- _GIVEN INSTRUCTION_: Select all lines holding the word "JSON" from the entries that follow.

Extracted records

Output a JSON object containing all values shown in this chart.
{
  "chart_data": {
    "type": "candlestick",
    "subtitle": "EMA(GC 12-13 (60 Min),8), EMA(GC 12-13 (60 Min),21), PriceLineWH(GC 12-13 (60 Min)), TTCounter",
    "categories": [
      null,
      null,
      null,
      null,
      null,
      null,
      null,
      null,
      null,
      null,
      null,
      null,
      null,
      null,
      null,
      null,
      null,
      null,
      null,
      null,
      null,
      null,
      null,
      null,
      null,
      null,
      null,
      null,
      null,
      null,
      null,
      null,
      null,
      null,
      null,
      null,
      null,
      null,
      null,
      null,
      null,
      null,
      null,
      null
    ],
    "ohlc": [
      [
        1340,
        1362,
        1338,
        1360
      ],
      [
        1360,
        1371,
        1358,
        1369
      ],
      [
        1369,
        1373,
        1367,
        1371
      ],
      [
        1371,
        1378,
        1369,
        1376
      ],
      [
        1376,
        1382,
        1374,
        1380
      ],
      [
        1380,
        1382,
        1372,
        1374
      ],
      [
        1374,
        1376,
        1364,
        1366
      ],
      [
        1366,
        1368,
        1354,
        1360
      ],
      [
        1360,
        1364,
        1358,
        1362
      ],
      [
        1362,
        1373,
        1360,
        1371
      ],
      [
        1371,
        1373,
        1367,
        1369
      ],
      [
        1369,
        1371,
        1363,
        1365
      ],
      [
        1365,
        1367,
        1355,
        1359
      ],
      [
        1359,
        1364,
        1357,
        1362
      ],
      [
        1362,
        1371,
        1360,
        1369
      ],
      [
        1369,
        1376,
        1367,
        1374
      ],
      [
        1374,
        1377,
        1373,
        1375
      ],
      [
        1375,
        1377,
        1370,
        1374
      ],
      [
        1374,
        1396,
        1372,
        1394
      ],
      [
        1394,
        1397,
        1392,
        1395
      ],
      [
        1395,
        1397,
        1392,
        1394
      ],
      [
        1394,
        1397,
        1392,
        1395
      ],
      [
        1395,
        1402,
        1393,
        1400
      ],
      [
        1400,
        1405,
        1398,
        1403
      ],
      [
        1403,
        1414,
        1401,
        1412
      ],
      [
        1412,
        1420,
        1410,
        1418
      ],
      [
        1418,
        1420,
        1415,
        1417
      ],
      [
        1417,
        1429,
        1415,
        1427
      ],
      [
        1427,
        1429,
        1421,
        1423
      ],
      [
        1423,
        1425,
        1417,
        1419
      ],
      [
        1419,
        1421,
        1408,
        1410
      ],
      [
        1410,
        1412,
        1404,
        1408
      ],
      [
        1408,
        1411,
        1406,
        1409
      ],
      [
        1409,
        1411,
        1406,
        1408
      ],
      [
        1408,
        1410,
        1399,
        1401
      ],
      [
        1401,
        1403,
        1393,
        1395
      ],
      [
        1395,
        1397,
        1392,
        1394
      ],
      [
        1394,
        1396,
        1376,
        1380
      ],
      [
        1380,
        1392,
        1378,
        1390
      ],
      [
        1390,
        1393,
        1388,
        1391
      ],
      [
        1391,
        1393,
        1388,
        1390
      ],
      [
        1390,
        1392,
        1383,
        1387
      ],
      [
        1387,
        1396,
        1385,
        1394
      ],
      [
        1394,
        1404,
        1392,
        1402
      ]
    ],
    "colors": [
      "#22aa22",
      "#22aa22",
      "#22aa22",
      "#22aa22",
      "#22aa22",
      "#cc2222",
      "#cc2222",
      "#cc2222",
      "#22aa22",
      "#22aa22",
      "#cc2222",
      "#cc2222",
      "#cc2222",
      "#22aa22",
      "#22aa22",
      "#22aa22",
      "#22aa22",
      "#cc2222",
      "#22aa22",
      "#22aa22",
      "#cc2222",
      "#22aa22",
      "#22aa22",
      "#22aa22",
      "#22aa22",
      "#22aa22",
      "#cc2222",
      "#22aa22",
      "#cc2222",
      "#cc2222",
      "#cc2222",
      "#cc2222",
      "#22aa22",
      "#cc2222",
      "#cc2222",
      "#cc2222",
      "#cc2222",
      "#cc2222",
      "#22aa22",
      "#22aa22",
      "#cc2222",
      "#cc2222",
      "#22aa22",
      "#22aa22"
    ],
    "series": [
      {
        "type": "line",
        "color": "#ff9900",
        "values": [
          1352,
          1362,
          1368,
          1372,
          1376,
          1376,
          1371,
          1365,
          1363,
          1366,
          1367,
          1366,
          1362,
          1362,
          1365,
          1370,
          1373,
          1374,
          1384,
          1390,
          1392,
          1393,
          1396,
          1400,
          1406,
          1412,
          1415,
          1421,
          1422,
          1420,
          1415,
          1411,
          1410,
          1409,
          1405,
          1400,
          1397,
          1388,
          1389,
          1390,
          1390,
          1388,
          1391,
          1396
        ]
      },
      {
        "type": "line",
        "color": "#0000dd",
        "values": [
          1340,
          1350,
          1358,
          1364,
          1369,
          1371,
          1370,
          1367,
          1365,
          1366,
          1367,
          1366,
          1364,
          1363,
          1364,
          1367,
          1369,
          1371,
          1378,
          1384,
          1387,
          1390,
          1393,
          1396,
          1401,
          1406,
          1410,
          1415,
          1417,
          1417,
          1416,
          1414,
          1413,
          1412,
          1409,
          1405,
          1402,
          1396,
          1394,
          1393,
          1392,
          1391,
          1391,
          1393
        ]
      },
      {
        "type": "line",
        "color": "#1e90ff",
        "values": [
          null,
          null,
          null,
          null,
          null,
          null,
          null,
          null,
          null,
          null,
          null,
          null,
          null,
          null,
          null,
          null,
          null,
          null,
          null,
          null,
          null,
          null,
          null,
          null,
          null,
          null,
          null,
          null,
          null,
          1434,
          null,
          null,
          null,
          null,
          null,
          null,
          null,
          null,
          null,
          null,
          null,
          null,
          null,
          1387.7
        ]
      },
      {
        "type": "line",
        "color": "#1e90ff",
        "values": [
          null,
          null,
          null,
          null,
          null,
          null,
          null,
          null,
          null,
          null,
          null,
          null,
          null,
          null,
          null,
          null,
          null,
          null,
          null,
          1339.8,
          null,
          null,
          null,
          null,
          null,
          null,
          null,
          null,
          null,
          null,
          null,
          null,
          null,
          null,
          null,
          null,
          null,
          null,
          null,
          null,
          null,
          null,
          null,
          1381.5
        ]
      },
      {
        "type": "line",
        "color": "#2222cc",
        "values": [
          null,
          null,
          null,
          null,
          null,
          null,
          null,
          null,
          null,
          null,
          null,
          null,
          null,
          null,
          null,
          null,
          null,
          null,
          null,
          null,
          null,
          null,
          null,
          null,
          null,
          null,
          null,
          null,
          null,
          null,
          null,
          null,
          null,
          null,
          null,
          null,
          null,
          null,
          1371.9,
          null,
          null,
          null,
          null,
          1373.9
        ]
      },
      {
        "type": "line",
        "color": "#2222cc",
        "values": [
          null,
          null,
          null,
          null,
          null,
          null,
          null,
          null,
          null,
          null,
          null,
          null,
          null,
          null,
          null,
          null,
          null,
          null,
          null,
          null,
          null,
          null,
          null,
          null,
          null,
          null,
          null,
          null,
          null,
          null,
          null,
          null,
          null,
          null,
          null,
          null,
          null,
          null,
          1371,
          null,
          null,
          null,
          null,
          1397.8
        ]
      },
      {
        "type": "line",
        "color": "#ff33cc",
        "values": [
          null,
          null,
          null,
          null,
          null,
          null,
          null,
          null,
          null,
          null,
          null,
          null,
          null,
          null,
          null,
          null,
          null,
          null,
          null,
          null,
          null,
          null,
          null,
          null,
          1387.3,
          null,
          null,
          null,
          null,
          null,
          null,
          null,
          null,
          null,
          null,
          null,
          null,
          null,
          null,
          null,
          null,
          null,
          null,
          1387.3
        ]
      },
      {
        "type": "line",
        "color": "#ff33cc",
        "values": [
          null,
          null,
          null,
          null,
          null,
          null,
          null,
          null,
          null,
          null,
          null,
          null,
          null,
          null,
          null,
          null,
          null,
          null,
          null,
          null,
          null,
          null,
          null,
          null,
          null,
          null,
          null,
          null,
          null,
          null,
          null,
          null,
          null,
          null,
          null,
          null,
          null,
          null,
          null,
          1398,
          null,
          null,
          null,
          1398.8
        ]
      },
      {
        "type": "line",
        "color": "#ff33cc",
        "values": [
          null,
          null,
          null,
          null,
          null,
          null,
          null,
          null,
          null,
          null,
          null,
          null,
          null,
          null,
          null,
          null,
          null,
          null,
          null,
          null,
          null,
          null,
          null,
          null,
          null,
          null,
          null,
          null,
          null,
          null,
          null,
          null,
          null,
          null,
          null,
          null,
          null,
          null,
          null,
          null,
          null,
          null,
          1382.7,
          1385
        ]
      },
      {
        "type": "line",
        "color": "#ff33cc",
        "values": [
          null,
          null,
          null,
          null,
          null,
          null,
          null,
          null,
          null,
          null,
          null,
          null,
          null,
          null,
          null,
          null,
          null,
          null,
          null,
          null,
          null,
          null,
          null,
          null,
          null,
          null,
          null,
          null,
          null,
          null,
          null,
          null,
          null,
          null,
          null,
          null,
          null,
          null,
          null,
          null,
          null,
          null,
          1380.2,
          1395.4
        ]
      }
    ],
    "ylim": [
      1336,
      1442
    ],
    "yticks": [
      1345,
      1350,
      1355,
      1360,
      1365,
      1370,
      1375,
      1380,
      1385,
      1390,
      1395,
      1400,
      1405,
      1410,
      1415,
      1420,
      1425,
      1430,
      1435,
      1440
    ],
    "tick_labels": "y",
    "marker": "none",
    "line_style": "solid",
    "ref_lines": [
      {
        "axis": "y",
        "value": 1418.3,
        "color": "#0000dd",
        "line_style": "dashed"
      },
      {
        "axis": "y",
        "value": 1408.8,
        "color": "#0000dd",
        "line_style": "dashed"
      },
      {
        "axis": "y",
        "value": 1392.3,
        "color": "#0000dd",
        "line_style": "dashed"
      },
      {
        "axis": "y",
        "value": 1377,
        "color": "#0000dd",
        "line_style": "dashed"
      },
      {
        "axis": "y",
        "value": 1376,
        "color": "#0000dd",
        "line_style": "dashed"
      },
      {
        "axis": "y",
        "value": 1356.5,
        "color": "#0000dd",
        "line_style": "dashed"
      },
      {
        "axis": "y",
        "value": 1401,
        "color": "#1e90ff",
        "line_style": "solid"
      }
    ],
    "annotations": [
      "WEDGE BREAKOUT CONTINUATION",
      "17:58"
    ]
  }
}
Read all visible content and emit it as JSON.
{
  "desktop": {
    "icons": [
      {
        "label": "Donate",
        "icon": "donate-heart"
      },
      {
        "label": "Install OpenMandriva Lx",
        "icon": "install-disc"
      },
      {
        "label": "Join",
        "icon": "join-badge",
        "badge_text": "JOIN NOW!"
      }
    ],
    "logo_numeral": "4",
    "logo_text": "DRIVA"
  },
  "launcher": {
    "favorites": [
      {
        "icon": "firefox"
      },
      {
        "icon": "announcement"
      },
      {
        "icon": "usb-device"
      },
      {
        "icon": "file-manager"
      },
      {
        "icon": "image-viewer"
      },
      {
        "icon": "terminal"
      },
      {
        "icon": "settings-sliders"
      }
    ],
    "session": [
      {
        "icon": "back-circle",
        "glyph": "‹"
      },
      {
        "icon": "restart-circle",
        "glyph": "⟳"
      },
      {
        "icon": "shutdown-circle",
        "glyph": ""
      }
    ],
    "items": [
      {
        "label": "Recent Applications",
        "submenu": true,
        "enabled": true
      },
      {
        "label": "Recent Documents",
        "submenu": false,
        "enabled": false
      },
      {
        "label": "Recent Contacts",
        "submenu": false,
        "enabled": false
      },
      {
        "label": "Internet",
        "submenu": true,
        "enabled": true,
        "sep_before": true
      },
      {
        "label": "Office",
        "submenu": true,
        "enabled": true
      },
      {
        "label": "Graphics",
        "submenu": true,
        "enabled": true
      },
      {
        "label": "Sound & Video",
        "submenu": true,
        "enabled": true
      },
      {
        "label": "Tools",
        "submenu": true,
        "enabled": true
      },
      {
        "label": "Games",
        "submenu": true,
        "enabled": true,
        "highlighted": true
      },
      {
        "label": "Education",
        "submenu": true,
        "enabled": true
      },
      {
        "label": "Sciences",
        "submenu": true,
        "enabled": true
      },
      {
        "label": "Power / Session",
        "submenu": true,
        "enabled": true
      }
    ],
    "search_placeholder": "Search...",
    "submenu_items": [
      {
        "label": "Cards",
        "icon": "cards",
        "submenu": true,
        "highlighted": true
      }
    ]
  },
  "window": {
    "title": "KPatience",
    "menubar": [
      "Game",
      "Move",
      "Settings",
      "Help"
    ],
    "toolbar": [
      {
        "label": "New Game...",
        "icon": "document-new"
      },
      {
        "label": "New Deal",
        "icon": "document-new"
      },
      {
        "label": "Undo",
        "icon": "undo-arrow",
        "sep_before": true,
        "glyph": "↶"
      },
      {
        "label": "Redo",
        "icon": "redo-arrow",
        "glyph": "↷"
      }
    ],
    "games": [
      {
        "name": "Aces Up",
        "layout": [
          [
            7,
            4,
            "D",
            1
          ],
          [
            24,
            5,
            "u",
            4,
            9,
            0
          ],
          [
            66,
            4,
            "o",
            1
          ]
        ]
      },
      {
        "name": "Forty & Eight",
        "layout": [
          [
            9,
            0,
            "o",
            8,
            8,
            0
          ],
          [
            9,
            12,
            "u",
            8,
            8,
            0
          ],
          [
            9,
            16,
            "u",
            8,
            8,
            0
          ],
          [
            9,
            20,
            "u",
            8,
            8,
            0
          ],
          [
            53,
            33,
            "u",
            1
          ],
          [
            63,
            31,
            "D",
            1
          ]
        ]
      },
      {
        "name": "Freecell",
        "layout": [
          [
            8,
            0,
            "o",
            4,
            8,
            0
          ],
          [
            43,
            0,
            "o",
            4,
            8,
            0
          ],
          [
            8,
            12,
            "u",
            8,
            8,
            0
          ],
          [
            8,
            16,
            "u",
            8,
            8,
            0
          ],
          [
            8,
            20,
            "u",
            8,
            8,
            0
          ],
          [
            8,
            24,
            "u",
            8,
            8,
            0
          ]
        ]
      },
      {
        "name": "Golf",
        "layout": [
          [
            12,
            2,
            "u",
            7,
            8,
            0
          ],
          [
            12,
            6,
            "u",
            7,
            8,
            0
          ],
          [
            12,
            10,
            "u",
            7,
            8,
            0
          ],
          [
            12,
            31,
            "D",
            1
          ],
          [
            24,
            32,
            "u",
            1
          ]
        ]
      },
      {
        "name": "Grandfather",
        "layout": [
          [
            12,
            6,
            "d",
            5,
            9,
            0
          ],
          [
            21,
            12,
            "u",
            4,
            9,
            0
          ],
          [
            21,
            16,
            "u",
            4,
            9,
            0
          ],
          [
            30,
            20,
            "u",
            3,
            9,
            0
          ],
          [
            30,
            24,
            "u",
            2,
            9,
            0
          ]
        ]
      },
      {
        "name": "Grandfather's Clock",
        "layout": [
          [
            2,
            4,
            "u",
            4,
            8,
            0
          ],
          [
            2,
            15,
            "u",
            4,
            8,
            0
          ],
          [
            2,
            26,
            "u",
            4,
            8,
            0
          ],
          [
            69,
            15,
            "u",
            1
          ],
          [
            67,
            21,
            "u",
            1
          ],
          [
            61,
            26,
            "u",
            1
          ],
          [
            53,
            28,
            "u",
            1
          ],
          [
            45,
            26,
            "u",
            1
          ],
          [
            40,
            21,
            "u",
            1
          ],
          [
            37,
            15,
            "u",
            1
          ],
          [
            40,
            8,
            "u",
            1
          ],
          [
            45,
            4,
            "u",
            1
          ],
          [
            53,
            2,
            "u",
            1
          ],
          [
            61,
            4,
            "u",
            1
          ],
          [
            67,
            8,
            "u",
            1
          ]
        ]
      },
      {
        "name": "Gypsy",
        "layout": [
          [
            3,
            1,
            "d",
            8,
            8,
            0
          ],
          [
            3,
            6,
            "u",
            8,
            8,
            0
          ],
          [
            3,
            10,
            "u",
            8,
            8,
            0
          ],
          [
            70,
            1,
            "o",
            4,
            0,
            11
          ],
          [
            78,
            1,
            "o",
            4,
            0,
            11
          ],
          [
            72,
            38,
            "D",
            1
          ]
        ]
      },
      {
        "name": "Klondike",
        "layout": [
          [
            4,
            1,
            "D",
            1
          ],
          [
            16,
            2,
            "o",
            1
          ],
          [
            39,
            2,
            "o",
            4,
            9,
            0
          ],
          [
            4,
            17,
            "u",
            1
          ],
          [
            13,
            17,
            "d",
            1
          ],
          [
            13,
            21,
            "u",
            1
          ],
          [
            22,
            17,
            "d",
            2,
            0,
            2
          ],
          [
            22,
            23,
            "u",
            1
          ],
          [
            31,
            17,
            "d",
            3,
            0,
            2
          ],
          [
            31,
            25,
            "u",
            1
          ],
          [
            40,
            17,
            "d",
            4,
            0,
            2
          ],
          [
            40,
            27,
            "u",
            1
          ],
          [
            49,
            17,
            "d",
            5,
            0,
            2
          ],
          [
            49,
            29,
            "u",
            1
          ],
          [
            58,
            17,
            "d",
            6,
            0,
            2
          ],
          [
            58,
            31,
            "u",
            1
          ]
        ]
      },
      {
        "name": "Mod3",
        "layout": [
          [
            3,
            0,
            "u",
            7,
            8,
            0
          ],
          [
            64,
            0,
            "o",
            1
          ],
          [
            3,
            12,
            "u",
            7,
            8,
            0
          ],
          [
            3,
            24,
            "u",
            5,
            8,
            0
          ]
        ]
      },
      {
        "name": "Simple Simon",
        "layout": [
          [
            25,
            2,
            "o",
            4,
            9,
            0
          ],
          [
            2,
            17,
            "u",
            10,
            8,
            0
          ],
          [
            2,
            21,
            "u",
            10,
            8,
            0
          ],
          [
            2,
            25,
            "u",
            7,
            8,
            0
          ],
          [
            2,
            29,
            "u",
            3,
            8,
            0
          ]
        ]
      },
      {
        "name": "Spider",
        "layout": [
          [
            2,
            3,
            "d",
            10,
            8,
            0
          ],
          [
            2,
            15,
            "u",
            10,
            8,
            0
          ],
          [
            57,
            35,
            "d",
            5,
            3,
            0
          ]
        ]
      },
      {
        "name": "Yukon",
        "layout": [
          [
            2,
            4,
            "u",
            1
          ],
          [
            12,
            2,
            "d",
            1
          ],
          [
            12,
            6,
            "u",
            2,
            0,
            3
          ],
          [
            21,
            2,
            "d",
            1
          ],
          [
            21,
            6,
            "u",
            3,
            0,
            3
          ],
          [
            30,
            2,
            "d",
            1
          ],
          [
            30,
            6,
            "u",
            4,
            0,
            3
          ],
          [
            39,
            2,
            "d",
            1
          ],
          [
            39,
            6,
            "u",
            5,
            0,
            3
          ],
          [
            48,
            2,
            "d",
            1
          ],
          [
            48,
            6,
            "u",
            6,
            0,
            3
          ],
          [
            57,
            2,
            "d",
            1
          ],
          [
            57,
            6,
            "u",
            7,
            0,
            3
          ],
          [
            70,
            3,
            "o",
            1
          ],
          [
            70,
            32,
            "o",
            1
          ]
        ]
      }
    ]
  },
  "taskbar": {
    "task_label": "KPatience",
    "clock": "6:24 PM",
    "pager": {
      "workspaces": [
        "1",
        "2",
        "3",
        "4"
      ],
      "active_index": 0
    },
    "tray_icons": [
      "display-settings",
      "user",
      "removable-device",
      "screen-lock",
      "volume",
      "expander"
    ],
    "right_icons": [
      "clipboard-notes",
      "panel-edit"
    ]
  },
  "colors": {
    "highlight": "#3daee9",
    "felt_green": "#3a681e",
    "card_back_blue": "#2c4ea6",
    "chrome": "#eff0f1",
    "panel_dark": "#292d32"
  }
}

- _RESULT_:
Output a JSON object containing all values shown in this chart.
Read all visible content and emit it as JSON.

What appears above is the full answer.